**DO THIS**
Repeat the following lines exactly and nothing else: the line containing "Enumerate this screenshot's" and each line after it through the end of the listing.

**SUPPLIED RECORDS**
::::::::::
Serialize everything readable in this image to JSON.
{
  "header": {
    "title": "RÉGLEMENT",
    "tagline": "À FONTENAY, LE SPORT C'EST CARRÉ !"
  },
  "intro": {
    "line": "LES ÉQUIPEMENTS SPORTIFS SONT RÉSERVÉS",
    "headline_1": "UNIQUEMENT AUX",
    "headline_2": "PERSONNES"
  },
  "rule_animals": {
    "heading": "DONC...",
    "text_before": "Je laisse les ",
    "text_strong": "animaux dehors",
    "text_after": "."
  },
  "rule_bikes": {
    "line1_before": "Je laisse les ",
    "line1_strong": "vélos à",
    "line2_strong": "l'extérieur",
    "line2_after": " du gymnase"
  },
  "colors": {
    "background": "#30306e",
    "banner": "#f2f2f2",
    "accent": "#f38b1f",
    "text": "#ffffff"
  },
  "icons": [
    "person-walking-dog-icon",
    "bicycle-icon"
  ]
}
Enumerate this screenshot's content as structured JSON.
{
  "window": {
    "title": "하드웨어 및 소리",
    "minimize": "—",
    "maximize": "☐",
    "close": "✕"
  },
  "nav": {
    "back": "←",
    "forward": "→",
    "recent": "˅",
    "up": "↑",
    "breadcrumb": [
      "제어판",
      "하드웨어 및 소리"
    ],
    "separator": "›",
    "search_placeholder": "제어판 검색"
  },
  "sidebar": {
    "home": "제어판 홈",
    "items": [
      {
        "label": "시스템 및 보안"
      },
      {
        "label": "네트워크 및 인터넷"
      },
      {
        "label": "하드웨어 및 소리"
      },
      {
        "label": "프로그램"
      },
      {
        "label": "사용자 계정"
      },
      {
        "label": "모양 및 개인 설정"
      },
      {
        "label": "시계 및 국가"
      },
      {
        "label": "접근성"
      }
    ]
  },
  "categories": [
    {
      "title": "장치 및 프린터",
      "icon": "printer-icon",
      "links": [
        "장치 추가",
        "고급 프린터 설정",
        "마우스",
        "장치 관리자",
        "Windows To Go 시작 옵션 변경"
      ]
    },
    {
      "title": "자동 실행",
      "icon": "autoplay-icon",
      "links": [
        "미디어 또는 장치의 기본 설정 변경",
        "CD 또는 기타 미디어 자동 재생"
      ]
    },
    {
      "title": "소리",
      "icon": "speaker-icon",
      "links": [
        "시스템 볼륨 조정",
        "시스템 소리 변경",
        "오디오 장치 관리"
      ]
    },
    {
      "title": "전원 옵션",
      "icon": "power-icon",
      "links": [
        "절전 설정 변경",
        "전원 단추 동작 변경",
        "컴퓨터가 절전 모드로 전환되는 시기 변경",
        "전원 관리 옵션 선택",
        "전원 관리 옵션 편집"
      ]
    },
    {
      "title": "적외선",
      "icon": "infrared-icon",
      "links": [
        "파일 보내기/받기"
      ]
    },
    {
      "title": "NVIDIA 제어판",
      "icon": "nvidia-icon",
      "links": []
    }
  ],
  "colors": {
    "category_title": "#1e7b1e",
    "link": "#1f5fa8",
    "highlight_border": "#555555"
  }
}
::::::::::
**THE REPLY**
Enumerate this screenshot's content as structured JSON.
{
  "window": {
    "title": "하드웨어 및 소리",
    "minimize": "—",
    "maximize": "☐",
    "close": "✕"
  },
  "nav": {
    "back": "←",
    "forward": "→",
    "recent": "˅",
    "up": "↑",
    "breadcrumb": [
      "제어판",
      "하드웨어 및 소리"
    ],
    "separator": "›",
    "search_placeholder": "제어판 검색"
  },
  "sidebar": {
    "home": "제어판 홈",
    "items": [
      {
        "label": "시스템 및 보안"
      },
      {
        "label": "네트워크 및 인터넷"
      },
      {
        "label": "하드웨어 및 소리"
      },
      {
        "label": "프로그램"
      },
      {
        "label": "사용자 계정"
      },
      {
        "label": "모양 및 개인 설정"
      },
      {
        "label": "시계 및 국가"
      },
      {
        "label": "접근성"
      }
    ]
  },
  "categories": [
    {
      "title": "장치 및 프린터",
      "icon": "printer-icon",
      "links": [
        "장치 추가",
        "고급 프린터 설정",
        "마우스",
        "장치 관리자",
        "Windows To Go 시작 옵션 변경"
      ]
    },
    {
      "title": "자동 실행",
      "icon": "autoplay-icon",
      "links": [
        "미디어 또는 장치의 기본 설정 변경",
        "CD 또는 기타 미디어 자동 재생"
      ]
    },
    {
      "title": "소리",
      "icon": "speaker-icon",
      "links": [
        "시스템 볼륨 조정",
        "시스템 소리 변경",
        "오디오 장치 관리"
      ]
    },
    {
      "title": "전원 옵션",
      "icon": "power-icon",
      "links": [
        "절전 설정 변경",
        "전원 단추 동작 변경",
        "컴퓨터가 절전 모드로 전환되는 시기 변경",
        "전원 관리 옵션 선택",
        "전원 관리 옵션 편집"
      ]
    },
    {
      "title": "적외선",
      "icon": "infrared-icon",
      "links": [
        "파일 보내기/받기"
      ]
    },
    {
      "title": "NVIDIA 제어판",
      "icon": "nvidia-icon",
      "links": []
    }
  ],
  "colors": {
    "category_title": "#1e7b1e",
    "link": "#1f5fa8",
    "highlight_border": "#555555"
  }
}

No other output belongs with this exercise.